_Objective_:
Go through the entries below and print each one exactly, leaving out pictures.

Data entries

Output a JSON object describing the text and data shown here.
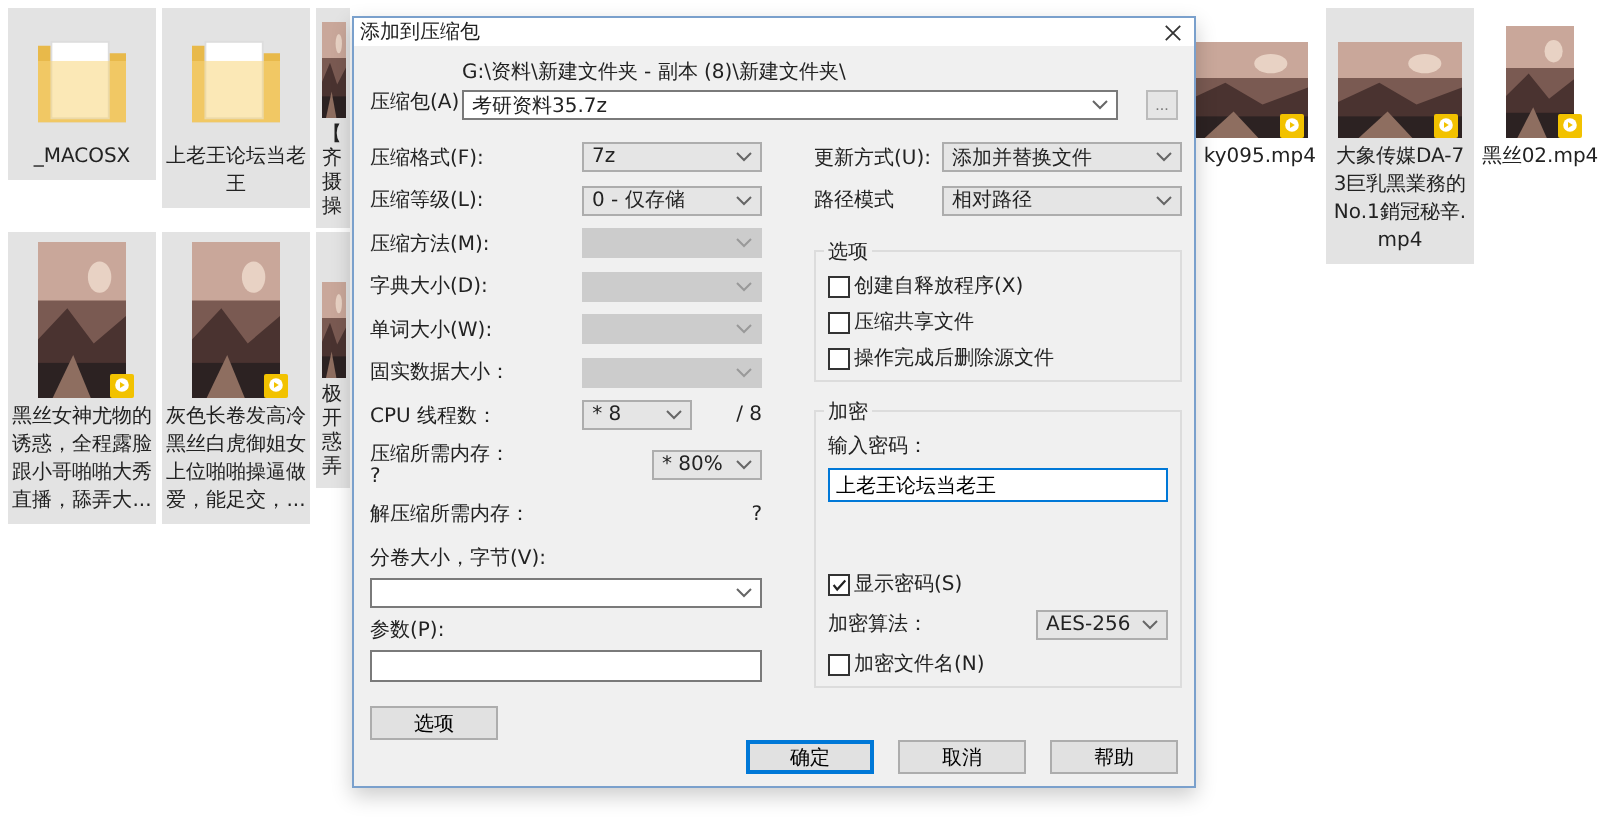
{
  "explorer": {
    "rows": [
      [
        {
          "name": "_MACOSX",
          "kind": "folder",
          "selected": true
        },
        {
          "name": "上老王论坛当老王",
          "kind": "folder",
          "selected": true
        },
        {
          "name": "【齐摄操",
          "kind": "partial",
          "selected": true
        },
        {
          "name": "ky095.mp4",
          "kind": "video",
          "selected": false
        },
        {
          "name": "大象传媒DA-73巨乳黑業務的No.1銷冠秘辛.mp4",
          "kind": "video",
          "selected": true
        },
        {
          "name": "黑丝02.mp4",
          "kind": "portrait",
          "selected": false
        }
      ],
      [
        {
          "name": "黑丝女神尤物的诱惑，全程露脸跟小哥啪啪大秀直播，舔弄大...",
          "kind": "portrait",
          "selected": true
        },
        {
          "name": "灰色长卷发高冷黑丝白虎御姐女上位啪啪操逼做爱，能足交，...",
          "kind": "portrait",
          "selected": true
        },
        {
          "name": "极开惑弄",
          "kind": "partial",
          "selected": true
        }
      ]
    ]
  },
  "dialog": {
    "title": "添加到压缩包",
    "archive": {
      "label": "压缩包(A)",
      "path": "G:\\资料\\新建文件夹 - 副本 (8)\\新建文件夹\\",
      "value": "考研资料35.7z",
      "browse": "..."
    },
    "left_rows": [
      {
        "kind": "combo",
        "label": "压缩格式(F):",
        "value": "7z",
        "disabled": false
      },
      {
        "kind": "combo",
        "label": "压缩等级(L):",
        "value": "0 - 仅存储",
        "disabled": false
      },
      {
        "kind": "combo",
        "label": "压缩方法(M):",
        "disabled": true
      },
      {
        "kind": "combo",
        "label": "字典大小(D):",
        "disabled": true
      },
      {
        "kind": "combo",
        "label": "单词大小(W):",
        "disabled": true
      },
      {
        "kind": "combo",
        "label": "固实数据大小：",
        "disabled": true
      },
      {
        "kind": "threads",
        "label": "CPU 线程数：",
        "value": "* 8",
        "suffix": "/ 8"
      },
      {
        "kind": "memory",
        "label": "压缩所需内存：",
        "note": "?",
        "value": "* 80%"
      },
      {
        "kind": "info",
        "label": "解压缩所需内存：",
        "note": "?"
      }
    ],
    "split": {
      "label": "分卷大小，字节(V):"
    },
    "params": {
      "label": "参数(P):"
    },
    "options_button": "选项",
    "update": {
      "label": "更新方式(U):",
      "value": "添加并替换文件"
    },
    "path_mode": {
      "label": "路径模式",
      "value": "相对路径"
    },
    "options": {
      "title": "选项",
      "items": [
        {
          "label": "创建自释放程序(X)",
          "checked": false
        },
        {
          "label": "压缩共享文件",
          "checked": false
        },
        {
          "label": "操作完成后删除源文件",
          "checked": false
        }
      ]
    },
    "encryption": {
      "title": "加密",
      "password_label": "输入密码：",
      "password": "上老王论坛当老王",
      "show_password": {
        "label": "显示密码(S)",
        "checked": true
      },
      "method_label": "加密算法：",
      "method": "AES-256",
      "encrypt_names": {
        "label": "加密文件名(N)",
        "checked": false
      }
    },
    "buttons": [
      {
        "label": "确定",
        "default": true
      },
      {
        "label": "取消",
        "default": false
      },
      {
        "label": "帮助",
        "default": false
      }
    ]
  }
}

_Answer to this exercise_:
Output a JSON object describing the text and data shown here.
{
  "explorer": {
    "rows": [
      [
        {
          "name": "_MACOSX",
          "kind": "folder",
          "selected": true
        },
        {
          "name": "上老王论坛当老王",
          "kind": "folder",
          "selected": true
        },
        {
          "name": "【齐摄操",
          "kind": "partial",
          "selected": true
        },
        {
          "name": "ky095.mp4",
          "kind": "video",
          "selected": false
        },
        {
          "name": "大象传媒DA-73巨乳黑業務的No.1銷冠秘辛.mp4",
          "kind": "video",
          "selected": true
        },
        {
          "name": "黑丝02.mp4",
          "kind": "portrait",
          "selected": false
        }
      ],
      [
        {
          "name": "黑丝女神尤物的诱惑，全程露脸跟小哥啪啪大秀直播，舔弄大...",
          "kind": "portrait",
          "selected": true
        },
        {
          "name": "灰色长卷发高冷黑丝白虎御姐女上位啪啪操逼做爱，能足交，...",
          "kind": "portrait",
          "selected": true
        },
        {
          "name": "极开惑弄",
          "kind": "partial",
          "selected": true
        }
      ]
    ]
  },
  "dialog": {
    "title": "添加到压缩包",
    "archive": {
      "label": "压缩包(A)",
      "path": "G:\\资料\\新建文件夹 - 副本 (8)\\新建文件夹\\",
      "value": "考研资料35.7z",
      "browse": "..."
    },
    "left_rows": [
      {
        "kind": "combo",
        "label": "压缩格式(F):",
        "value": "7z",
        "disabled": false
      },
      {
        "kind": "combo",
        "label": "压缩等级(L):",
        "value": "0 - 仅存储",
        "disabled": false
      },
      {
        "kind": "combo",
        "label": "压缩方法(M):",
        "disabled": true
      },
      {
        "kind": "combo",
        "label": "字典大小(D):",
        "disabled": true
      },
      {
        "kind": "combo",
        "label": "单词大小(W):",
        "disabled": true
      },
      {
        "kind": "combo",
        "label": "固实数据大小：",
        "disabled": true
      },
      {
        "kind": "threads",
        "label": "CPU 线程数：",
        "value": "* 8",
        "suffix": "/ 8"
      },
      {
        "kind": "memory",
        "label": "压缩所需内存：",
        "note": "?",
        "value": "* 80%"
      },
      {
        "kind": "info",
        "label": "解压缩所需内存：",
        "note": "?"
      }
    ],
    "split": {
      "label": "分卷大小，字节(V):"
    },
    "params": {
      "label": "参数(P):"
    },
    "options_button": "选项",
    "update": {
      "label": "更新方式(U):",
      "value": "添加并替换文件"
    },
    "path_mode": {
      "label": "路径模式",
      "value": "相对路径"
    },
    "options": {
      "title": "选项",
      "items": [
        {
          "label": "创建自释放程序(X)",
          "checked": false
        },
        {
          "label": "压缩共享文件",
          "checked": false
        },
        {
          "label": "操作完成后删除源文件",
          "checked": false
        }
      ]
    },
    "encryption": {
      "title": "加密",
      "password_label": "输入密码：",
      "password": "上老王论坛当老王",
      "show_password": {
        "label": "显示密码(S)",
        "checked": true
      },
      "method_label": "加密算法：",
      "method": "AES-256",
      "encrypt_names": {
        "label": "加密文件名(N)",
        "checked": false
      }
    },
    "buttons": [
      {
        "label": "确定",
        "default": true
      },
      {
        "label": "取消",
        "default": false
      },
      {
        "label": "帮助",
        "default": false
      }
    ]
  }
}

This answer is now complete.